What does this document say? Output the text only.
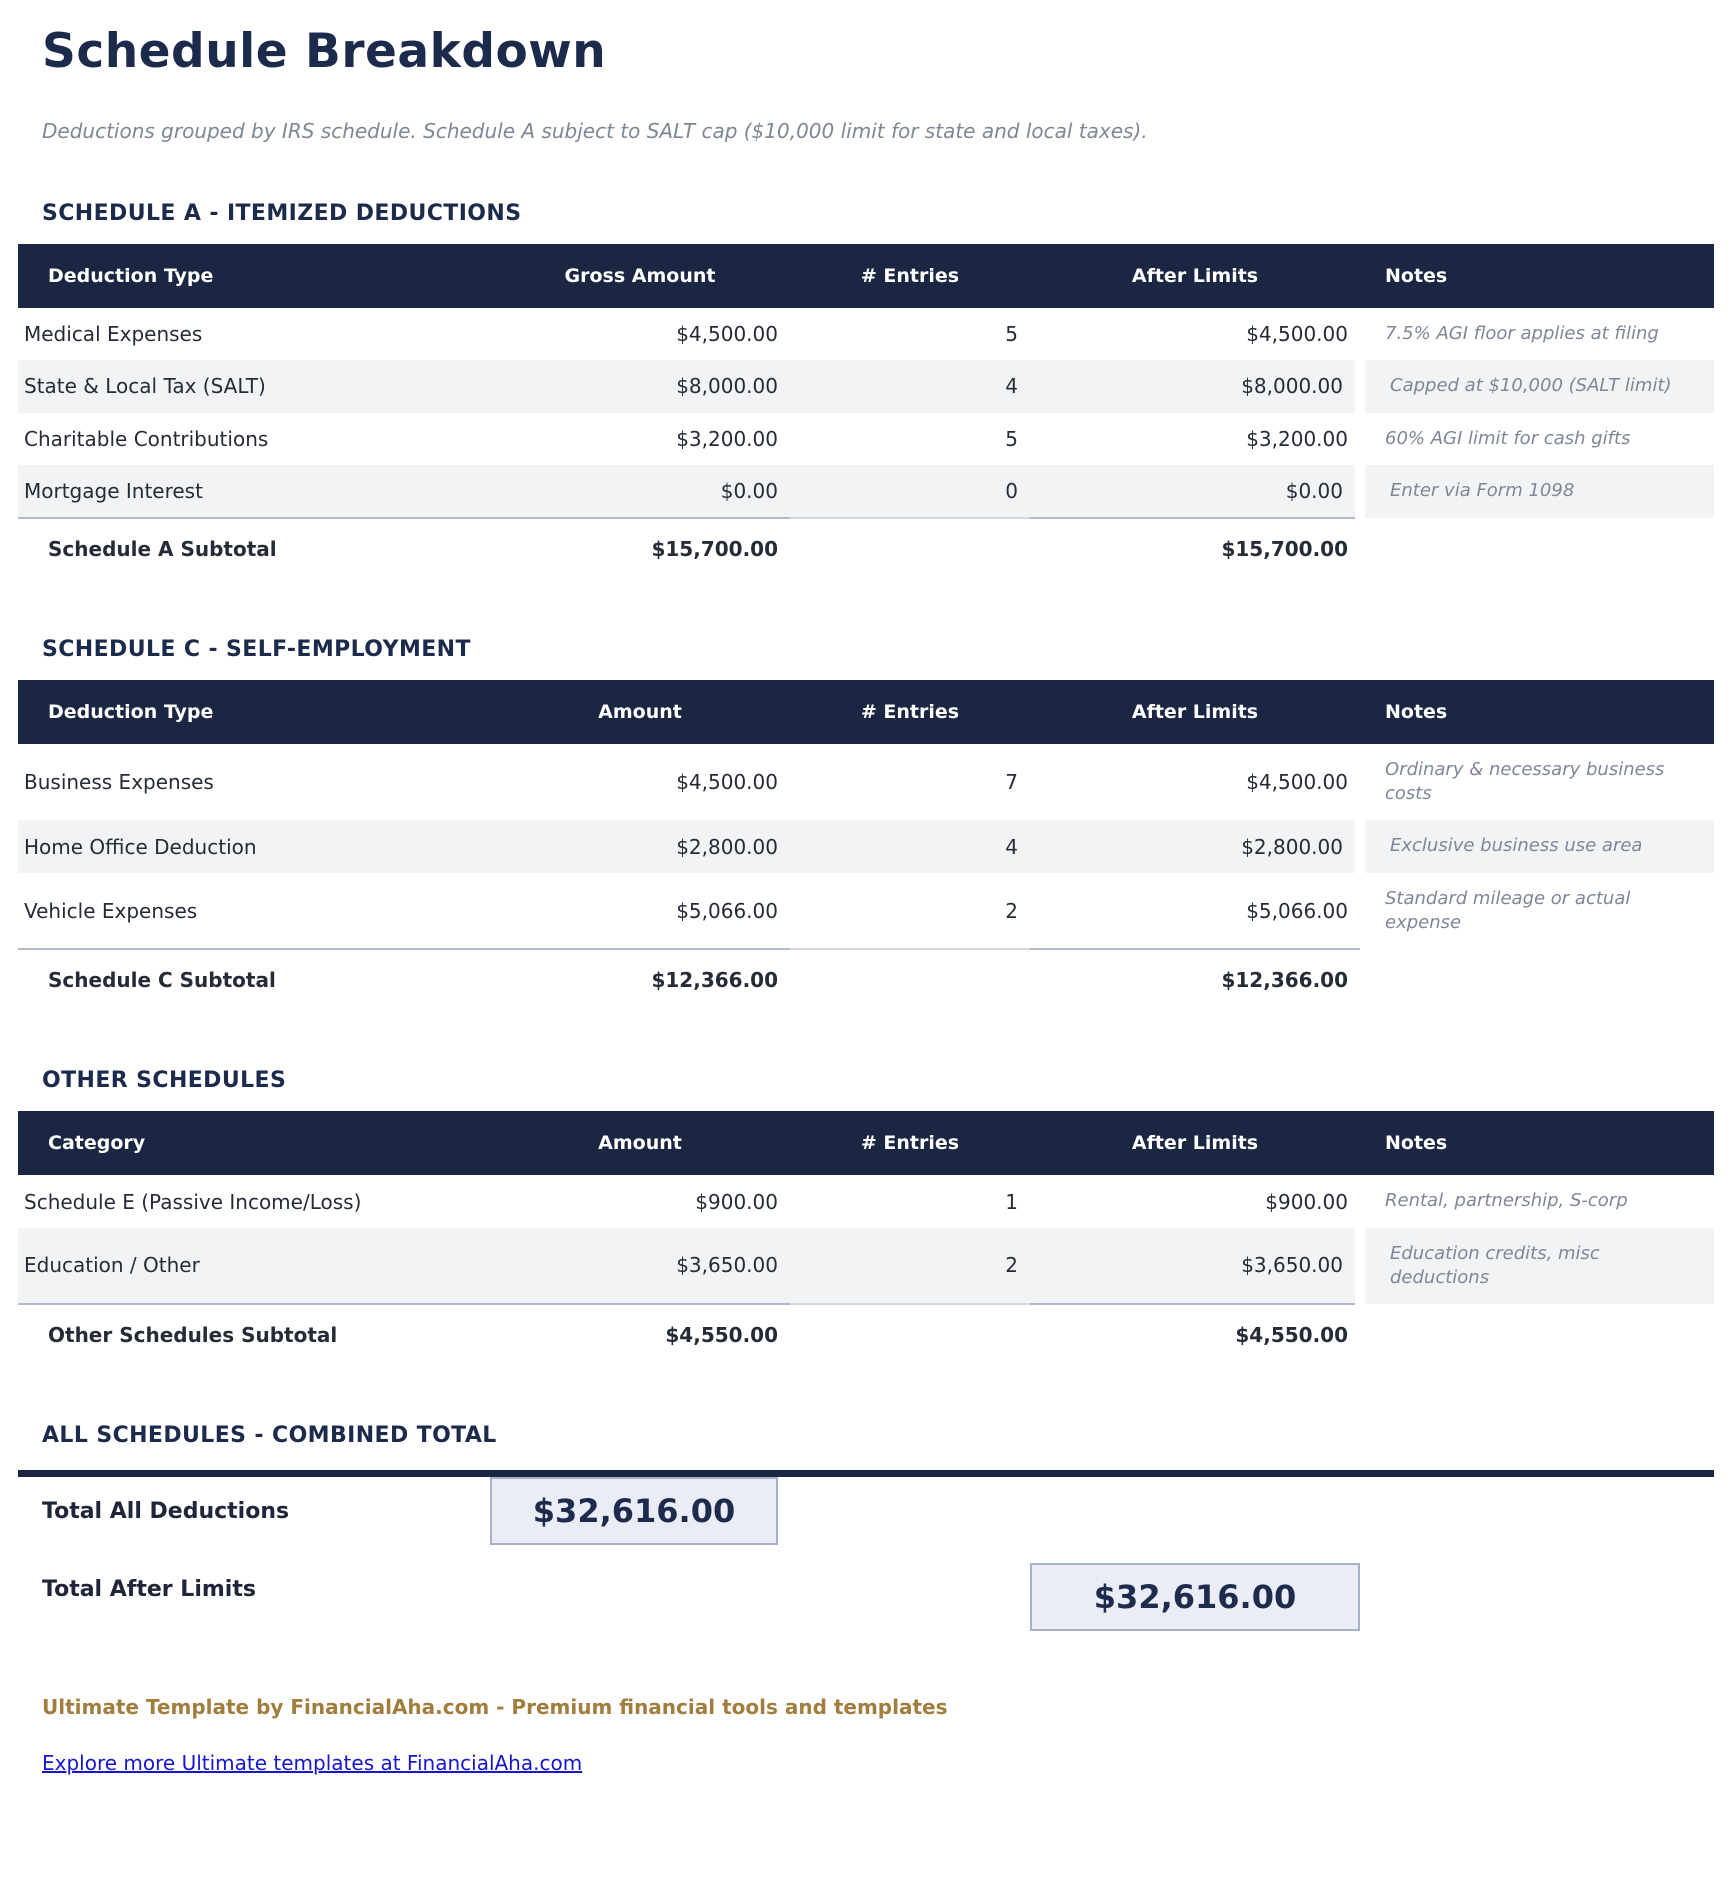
Schedule Breakdown
Deductions grouped by IRS schedule. Schedule A subject to SALT cap ($10,000 limit for state and local taxes).
SCHEDULE A - ITEMIZED DEDUCTIONS
Deduction Type	Gross Amount	# Entries	After Limits	Notes
Medical Expenses	$4,500.00	5	$4,500.00	7.5% AGI floor applies at filing
State & Local Tax (SALT)	$8,000.00	4	$8,000.00	Capped at $10,000 (SALT limit)
Charitable Contributions	$3,200.00	5	$3,200.00	60% AGI limit for cash gifts
Mortgage Interest	$0.00	0	$0.00	Enter via Form 1098
Schedule A Subtotal	$15,700.00		$15,700.00	
SCHEDULE C - SELF-EMPLOYMENT
Deduction Type	Amount	# Entries	After Limits	Notes
Business Expenses	$4,500.00	7	$4,500.00	Ordinary & necessary business costs
Home Office Deduction	$2,800.00	4	$2,800.00	Exclusive business use area
Vehicle Expenses	$5,066.00	2	$5,066.00	Standard mileage or actual expense
Schedule C Subtotal	$12,366.00		$12,366.00	
OTHER SCHEDULES
Category	Amount	# Entries	After Limits	Notes
Schedule E (Passive Income/Loss)	$900.00	1	$900.00	Rental, partnership, S-corp
Education / Other	$3,650.00	2	$3,650.00	Education credits, misc deductions
Other Schedules Subtotal	$4,550.00		$4,550.00	
ALL SCHEDULES - COMBINED TOTAL
Total All Deductions	$32,616.00
Total After Limits	$32,616.00
Ultimate Template by FinancialAha.com - Premium financial tools and templates
Explore more Ultimate templates at FinancialAha.com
+ + + + +
_Problem description_
Look through the data above. Copy every line with the string "Ultimate" in it.

_Response to this task_
Ultimate Template by FinancialAha.com - Premium financial tools and templates
Explore more Ultimate templates at FinancialAha.com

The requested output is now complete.